═════ Data lines ═════

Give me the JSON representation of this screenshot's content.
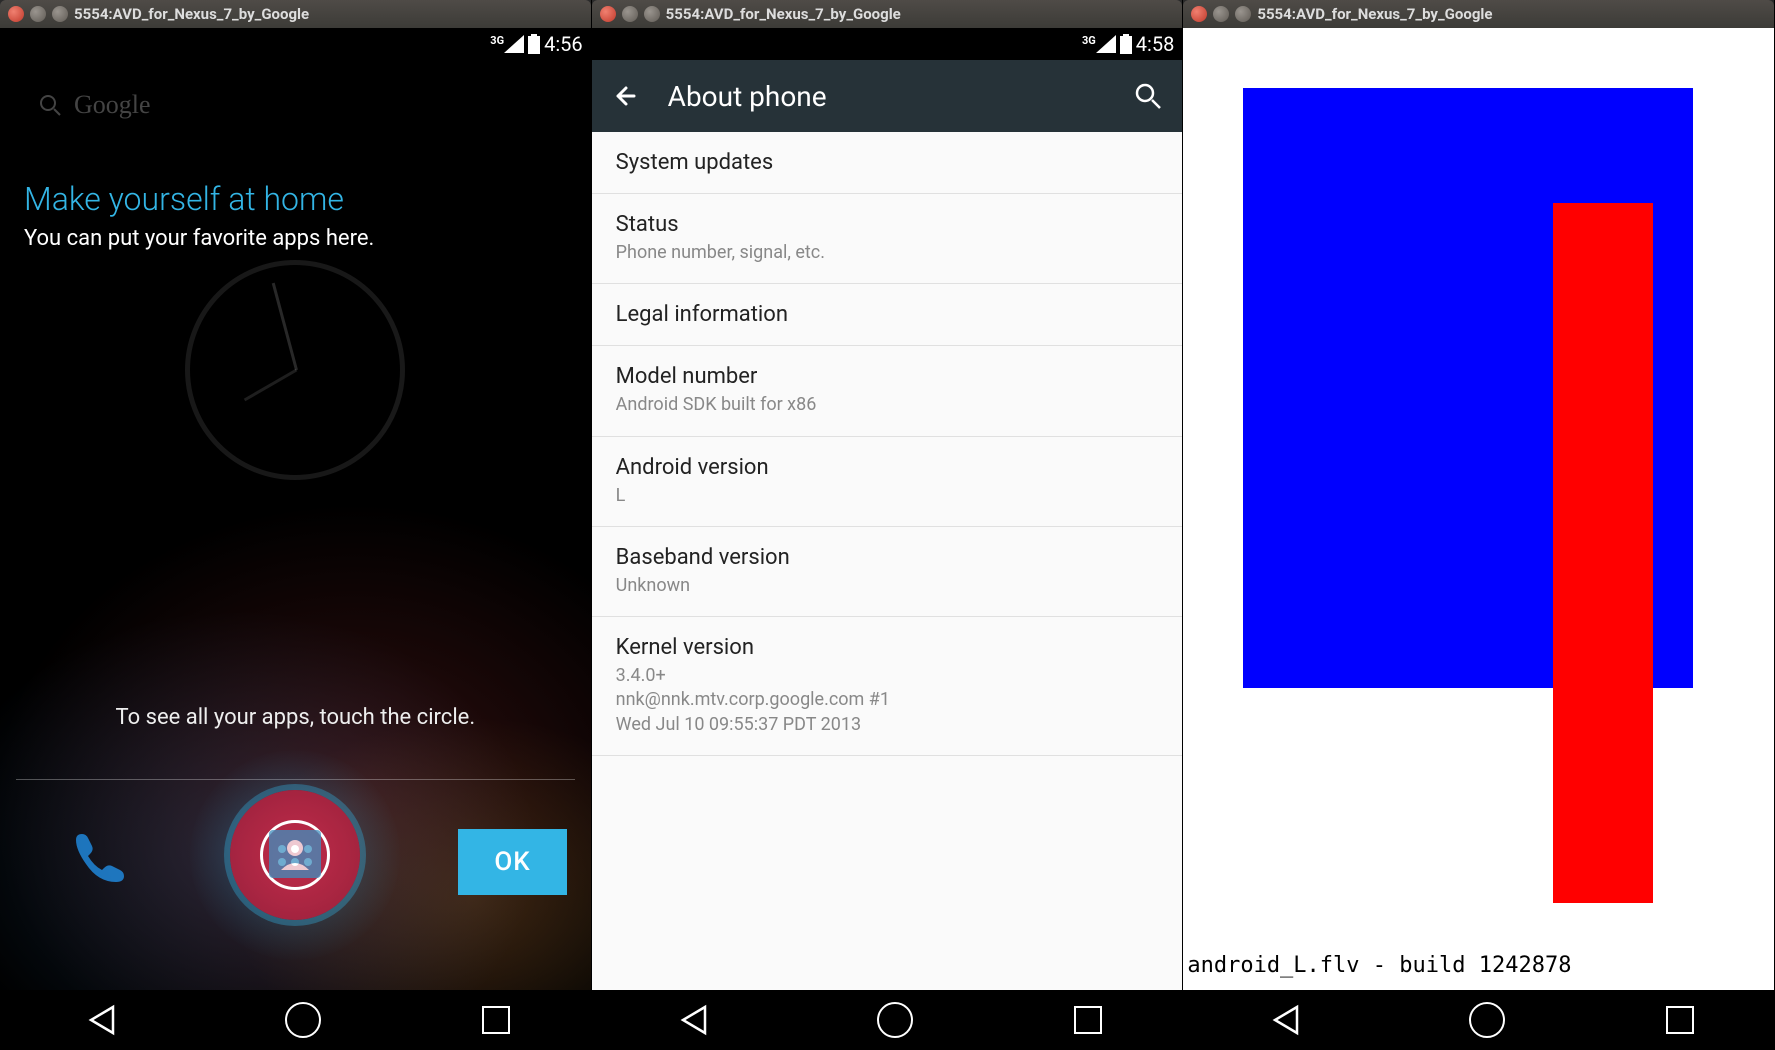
{
  "window_title": "5554:AVD_for_Nexus_7_by_Google",
  "home": {
    "status_time": "4:56",
    "status_net": "3G",
    "search_placeholder": "Google",
    "welcome_title": "Make yourself at home",
    "welcome_sub": "You can put your favorite apps here.",
    "hint": "To see all your apps, touch the circle.",
    "ok": "OK"
  },
  "about": {
    "status_time": "4:58",
    "status_net": "3G",
    "title": "About phone",
    "items": [
      {
        "primary": "System updates",
        "secondary": ""
      },
      {
        "primary": "Status",
        "secondary": "Phone number, signal, etc."
      },
      {
        "primary": "Legal information",
        "secondary": ""
      },
      {
        "primary": "Model number",
        "secondary": "Android SDK built for x86"
      },
      {
        "primary": "Android version",
        "secondary": "L"
      },
      {
        "primary": "Baseband version",
        "secondary": "Unknown"
      },
      {
        "primary": "Kernel version",
        "secondary": "3.4.0+\nnnk@nnk.mtv.corp.google.com #1\nWed Jul 10 09:55:37 PDT 2013"
      }
    ]
  },
  "rgb": {
    "caption": "android_L.flv - build 1242878"
  }
}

═════

## What you should do
Copy every line of the listing where the word "apps" appears.

## The answer
    "welcome_sub": "You can put your favorite apps here.",
    "hint": "To see all your apps, touch the circle.",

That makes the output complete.